**Exercise goal:**
Print, exactly and completely, every entry in the data.

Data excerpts
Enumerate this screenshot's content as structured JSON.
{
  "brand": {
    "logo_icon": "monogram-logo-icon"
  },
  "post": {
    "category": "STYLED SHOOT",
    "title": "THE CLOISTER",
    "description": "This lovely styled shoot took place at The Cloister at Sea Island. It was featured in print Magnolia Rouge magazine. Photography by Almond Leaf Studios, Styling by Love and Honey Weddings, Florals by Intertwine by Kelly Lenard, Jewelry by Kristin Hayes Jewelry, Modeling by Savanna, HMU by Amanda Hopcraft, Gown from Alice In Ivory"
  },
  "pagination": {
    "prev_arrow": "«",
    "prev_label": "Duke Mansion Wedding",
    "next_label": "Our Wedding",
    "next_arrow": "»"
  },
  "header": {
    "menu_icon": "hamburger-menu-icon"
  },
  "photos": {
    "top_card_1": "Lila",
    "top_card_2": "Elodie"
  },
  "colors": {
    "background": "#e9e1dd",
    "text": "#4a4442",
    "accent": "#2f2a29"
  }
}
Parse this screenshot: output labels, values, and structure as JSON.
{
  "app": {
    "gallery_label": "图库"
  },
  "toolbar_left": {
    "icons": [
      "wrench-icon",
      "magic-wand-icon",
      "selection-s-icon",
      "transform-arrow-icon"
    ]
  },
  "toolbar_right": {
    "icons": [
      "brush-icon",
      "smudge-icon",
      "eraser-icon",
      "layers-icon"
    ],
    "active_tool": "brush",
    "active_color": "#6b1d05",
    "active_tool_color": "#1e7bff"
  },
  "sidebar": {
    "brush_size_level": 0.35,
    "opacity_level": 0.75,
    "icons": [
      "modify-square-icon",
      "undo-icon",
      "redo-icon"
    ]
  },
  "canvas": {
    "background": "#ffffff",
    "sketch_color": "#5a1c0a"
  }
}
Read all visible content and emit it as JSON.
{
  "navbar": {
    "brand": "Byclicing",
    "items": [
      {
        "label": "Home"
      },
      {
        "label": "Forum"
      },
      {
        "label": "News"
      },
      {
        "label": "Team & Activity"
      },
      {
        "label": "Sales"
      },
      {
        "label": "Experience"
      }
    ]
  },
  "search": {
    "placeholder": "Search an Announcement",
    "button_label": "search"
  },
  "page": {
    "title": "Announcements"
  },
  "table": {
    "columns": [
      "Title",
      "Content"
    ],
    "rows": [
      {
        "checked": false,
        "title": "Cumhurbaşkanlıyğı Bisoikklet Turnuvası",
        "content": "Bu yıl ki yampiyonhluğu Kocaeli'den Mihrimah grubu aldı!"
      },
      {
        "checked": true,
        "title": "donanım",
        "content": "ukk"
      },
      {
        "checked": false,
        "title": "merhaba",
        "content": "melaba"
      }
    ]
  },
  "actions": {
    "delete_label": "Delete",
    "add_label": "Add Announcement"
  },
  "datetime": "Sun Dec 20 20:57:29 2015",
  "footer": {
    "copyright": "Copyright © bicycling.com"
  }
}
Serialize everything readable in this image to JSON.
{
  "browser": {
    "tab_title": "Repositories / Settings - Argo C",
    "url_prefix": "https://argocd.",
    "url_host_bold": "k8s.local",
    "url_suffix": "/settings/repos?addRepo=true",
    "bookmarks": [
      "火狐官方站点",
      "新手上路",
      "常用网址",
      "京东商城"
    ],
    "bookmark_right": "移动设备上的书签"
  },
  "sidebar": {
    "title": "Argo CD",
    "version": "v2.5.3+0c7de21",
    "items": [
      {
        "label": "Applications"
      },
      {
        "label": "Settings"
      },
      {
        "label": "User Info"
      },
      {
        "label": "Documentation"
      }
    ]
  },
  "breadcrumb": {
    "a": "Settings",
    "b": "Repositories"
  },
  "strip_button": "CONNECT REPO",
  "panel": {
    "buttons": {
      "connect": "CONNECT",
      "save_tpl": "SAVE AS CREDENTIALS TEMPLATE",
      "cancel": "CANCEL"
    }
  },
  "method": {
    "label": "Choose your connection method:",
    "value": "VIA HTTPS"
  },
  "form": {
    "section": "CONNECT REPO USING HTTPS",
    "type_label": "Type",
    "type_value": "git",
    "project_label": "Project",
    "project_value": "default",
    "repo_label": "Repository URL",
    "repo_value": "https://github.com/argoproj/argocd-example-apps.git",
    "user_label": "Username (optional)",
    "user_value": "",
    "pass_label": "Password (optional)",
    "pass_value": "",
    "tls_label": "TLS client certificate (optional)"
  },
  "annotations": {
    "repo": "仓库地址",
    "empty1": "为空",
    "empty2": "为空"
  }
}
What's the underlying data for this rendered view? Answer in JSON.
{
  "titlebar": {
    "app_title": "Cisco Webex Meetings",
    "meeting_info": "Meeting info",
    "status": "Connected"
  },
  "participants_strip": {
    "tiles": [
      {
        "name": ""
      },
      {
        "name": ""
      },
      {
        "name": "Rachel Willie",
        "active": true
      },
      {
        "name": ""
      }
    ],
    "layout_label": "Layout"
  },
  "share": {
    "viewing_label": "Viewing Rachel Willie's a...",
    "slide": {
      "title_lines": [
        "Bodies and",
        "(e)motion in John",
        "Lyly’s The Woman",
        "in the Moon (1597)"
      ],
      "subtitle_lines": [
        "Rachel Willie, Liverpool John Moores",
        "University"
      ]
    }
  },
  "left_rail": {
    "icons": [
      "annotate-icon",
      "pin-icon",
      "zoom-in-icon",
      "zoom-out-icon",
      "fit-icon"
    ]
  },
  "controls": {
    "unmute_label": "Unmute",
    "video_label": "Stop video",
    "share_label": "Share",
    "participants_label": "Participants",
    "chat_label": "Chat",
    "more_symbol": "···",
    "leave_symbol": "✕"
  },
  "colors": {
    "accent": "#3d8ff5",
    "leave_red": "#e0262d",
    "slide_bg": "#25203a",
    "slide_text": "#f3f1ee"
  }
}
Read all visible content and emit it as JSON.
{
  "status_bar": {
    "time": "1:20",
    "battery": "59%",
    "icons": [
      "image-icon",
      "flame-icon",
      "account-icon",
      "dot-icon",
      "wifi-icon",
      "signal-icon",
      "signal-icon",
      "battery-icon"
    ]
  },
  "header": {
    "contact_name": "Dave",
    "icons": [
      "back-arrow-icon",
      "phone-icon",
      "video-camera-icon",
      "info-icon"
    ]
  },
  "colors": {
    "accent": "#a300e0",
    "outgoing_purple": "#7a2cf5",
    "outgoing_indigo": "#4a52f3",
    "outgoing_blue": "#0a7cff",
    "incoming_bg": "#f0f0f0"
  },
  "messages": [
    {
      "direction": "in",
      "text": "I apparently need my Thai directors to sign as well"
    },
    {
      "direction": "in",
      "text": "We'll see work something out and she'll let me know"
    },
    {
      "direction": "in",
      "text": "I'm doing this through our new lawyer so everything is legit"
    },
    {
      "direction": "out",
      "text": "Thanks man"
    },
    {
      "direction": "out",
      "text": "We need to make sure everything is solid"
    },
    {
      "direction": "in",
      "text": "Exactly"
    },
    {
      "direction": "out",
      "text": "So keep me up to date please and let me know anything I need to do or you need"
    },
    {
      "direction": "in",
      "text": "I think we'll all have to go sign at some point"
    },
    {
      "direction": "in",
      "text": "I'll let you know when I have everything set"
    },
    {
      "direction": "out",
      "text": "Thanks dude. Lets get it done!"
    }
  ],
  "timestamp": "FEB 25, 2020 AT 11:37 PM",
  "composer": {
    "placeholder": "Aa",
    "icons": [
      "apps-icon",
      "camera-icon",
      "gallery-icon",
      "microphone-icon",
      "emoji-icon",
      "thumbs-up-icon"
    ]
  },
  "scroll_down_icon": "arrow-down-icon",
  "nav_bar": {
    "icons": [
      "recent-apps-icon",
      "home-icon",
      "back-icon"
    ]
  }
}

**Final answer:**
Enumerate this screenshot's content as structured JSON.
{
  "brand": {
    "logo_icon": "monogram-logo-icon"
  },
  "post": {
    "category": "STYLED SHOOT",
    "title": "THE CLOISTER",
    "description": "This lovely styled shoot took place at The Cloister at Sea Island. It was featured in print Magnolia Rouge magazine. Photography by Almond Leaf Studios, Styling by Love and Honey Weddings, Florals by Intertwine by Kelly Lenard, Jewelry by Kristin Hayes Jewelry, Modeling by Savanna, HMU by Amanda Hopcraft, Gown from Alice In Ivory"
  },
  "pagination": {
    "prev_arrow": "«",
    "prev_label": "Duke Mansion Wedding",
    "next_label": "Our Wedding",
    "next_arrow": "»"
  },
  "header": {
    "menu_icon": "hamburger-menu-icon"
  },
  "photos": {
    "top_card_1": "Lila",
    "top_card_2": "Elodie"
  },
  "colors": {
    "background": "#e9e1dd",
    "text": "#4a4442",
    "accent": "#2f2a29"
  }
}
Parse this screenshot: output labels, values, and structure as JSON.
{
  "app": {
    "gallery_label": "图库"
  },
  "toolbar_left": {
    "icons": [
      "wrench-icon",
      "magic-wand-icon",
      "selection-s-icon",
      "transform-arrow-icon"
    ]
  },
  "toolbar_right": {
    "icons": [
      "brush-icon",
      "smudge-icon",
      "eraser-icon",
      "layers-icon"
    ],
    "active_tool": "brush",
    "active_color": "#6b1d05",
    "active_tool_color": "#1e7bff"
  },
  "sidebar": {
    "brush_size_level": 0.35,
    "opacity_level": 0.75,
    "icons": [
      "modify-square-icon",
      "undo-icon",
      "redo-icon"
    ]
  },
  "canvas": {
    "background": "#ffffff",
    "sketch_color": "#5a1c0a"
  }
}
Read all visible content and emit it as JSON.
{
  "navbar": {
    "brand": "Byclicing",
    "items": [
      {
        "label": "Home"
      },
      {
        "label": "Forum"
      },
      {
        "label": "News"
      },
      {
        "label": "Team & Activity"
      },
      {
        "label": "Sales"
      },
      {
        "label": "Experience"
      }
    ]
  },
  "search": {
    "placeholder": "Search an Announcement",
    "button_label": "search"
  },
  "page": {
    "title": "Announcements"
  },
  "table": {
    "columns": [
      "Title",
      "Content"
    ],
    "rows": [
      {
        "checked": false,
        "title": "Cumhurbaşkanlıyğı Bisoikklet Turnuvası",
        "content": "Bu yıl ki yampiyonhluğu Kocaeli'den Mihrimah grubu aldı!"
      },
      {
        "checked": true,
        "title": "donanım",
        "content": "ukk"
      },
      {
        "checked": false,
        "title": "merhaba",
        "content": "melaba"
      }
    ]
  },
  "actions": {
    "delete_label": "Delete",
    "add_label": "Add Announcement"
  },
  "datetime": "Sun Dec 20 20:57:29 2015",
  "footer": {
    "copyright": "Copyright © bicycling.com"
  }
}
Serialize everything readable in this image to JSON.
{
  "browser": {
    "tab_title": "Repositories / Settings - Argo C",
    "url_prefix": "https://argocd.",
    "url_host_bold": "k8s.local",
    "url_suffix": "/settings/repos?addRepo=true",
    "bookmarks": [
      "火狐官方站点",
      "新手上路",
      "常用网址",
      "京东商城"
    ],
    "bookmark_right": "移动设备上的书签"
  },
  "sidebar": {
    "title": "Argo CD",
    "version": "v2.5.3+0c7de21",
    "items": [
      {
        "label": "Applications"
      },
      {
        "label": "Settings"
      },
      {
        "label": "User Info"
      },
      {
        "label": "Documentation"
      }
    ]
  },
  "breadcrumb": {
    "a": "Settings",
    "b": "Repositories"
  },
  "strip_button": "CONNECT REPO",
  "panel": {
    "buttons": {
      "connect": "CONNECT",
      "save_tpl": "SAVE AS CREDENTIALS TEMPLATE",
      "cancel": "CANCEL"
    }
  },
  "method": {
    "label": "Choose your connection method:",
    "value": "VIA HTTPS"
  },
  "form": {
    "section": "CONNECT REPO USING HTTPS",
    "type_label": "Type",
    "type_value": "git",
    "project_label": "Project",
    "project_value": "default",
    "repo_label": "Repository URL",
    "repo_value": "https://github.com/argoproj/argocd-example-apps.git",
    "user_label": "Username (optional)",
    "user_value": "",
    "pass_label": "Password (optional)",
    "pass_value": "",
    "tls_label": "TLS client certificate (optional)"
  },
  "annotations": {
    "repo": "仓库地址",
    "empty1": "为空",
    "empty2": "为空"
  }
}
What's the underlying data for this rendered view? Answer in JSON.
{
  "titlebar": {
    "app_title": "Cisco Webex Meetings",
    "meeting_info": "Meeting info",
    "status": "Connected"
  },
  "participants_strip": {
    "tiles": [
      {
        "name": ""
      },
      {
        "name": ""
      },
      {
        "name": "Rachel Willie",
        "active": true
      },
      {
        "name": ""
      }
    ],
    "layout_label": "Layout"
  },
  "share": {
    "viewing_label": "Viewing Rachel Willie's a...",
    "slide": {
      "title_lines": [
        "Bodies and",
        "(e)motion in John",
        "Lyly’s The Woman",
        "in the Moon (1597)"
      ],
      "subtitle_lines": [
        "Rachel Willie, Liverpool John Moores",
        "University"
      ]
    }
  },
  "left_rail": {
    "icons": [
      "annotate-icon",
      "pin-icon",
      "zoom-in-icon",
      "zoom-out-icon",
      "fit-icon"
    ]
  },
  "controls": {
    "unmute_label": "Unmute",
    "video_label": "Stop video",
    "share_label": "Share",
    "participants_label": "Participants",
    "chat_label": "Chat",
    "more_symbol": "···",
    "leave_symbol": "✕"
  },
  "colors": {
    "accent": "#3d8ff5",
    "leave_red": "#e0262d",
    "slide_bg": "#25203a",
    "slide_text": "#f3f1ee"
  }
}
Read all visible content and emit it as JSON.
{
  "status_bar": {
    "time": "1:20",
    "battery": "59%",
    "icons": [
      "image-icon",
      "flame-icon",
      "account-icon",
      "dot-icon",
      "wifi-icon",
      "signal-icon",
      "signal-icon",
      "battery-icon"
    ]
  },
  "header": {
    "contact_name": "Dave",
    "icons": [
      "back-arrow-icon",
      "phone-icon",
      "video-camera-icon",
      "info-icon"
    ]
  },
  "colors": {
    "accent": "#a300e0",
    "outgoing_purple": "#7a2cf5",
    "outgoing_indigo": "#4a52f3",
    "outgoing_blue": "#0a7cff",
    "incoming_bg": "#f0f0f0"
  },
  "messages": [
    {
      "direction": "in",
      "text": "I apparently need my Thai directors to sign as well"
    },
    {
      "direction": "in",
      "text": "We'll see work something out and she'll let me know"
    },
    {
      "direction": "in",
      "text": "I'm doing this through our new lawyer so everything is legit"
    },
    {
      "direction": "out",
      "text": "Thanks man"
    },
    {
      "direction": "out",
      "text": "We need to make sure everything is solid"
    },
    {
      "direction": "in",
      "text": "Exactly"
    },
    {
      "direction": "out",
      "text": "So keep me up to date please and let me know anything I need to do or you need"
    },
    {
      "direction": "in",
      "text": "I think we'll all have to go sign at some point"
    },
    {
      "direction": "in",
      "text": "I'll let you know when I have everything set"
    },
    {
      "direction": "out",
      "text": "Thanks dude. Lets get it done!"
    }
  ],
  "timestamp": "FEB 25, 2020 AT 11:37 PM",
  "composer": {
    "placeholder": "Aa",
    "icons": [
      "apps-icon",
      "camera-icon",
      "gallery-icon",
      "microphone-icon",
      "emoji-icon",
      "thumbs-up-icon"
    ]
  },
  "scroll_down_icon": "arrow-down-icon",
  "nav_bar": {
    "icons": [
      "recent-apps-icon",
      "home-icon",
      "back-icon"
    ]
  }
}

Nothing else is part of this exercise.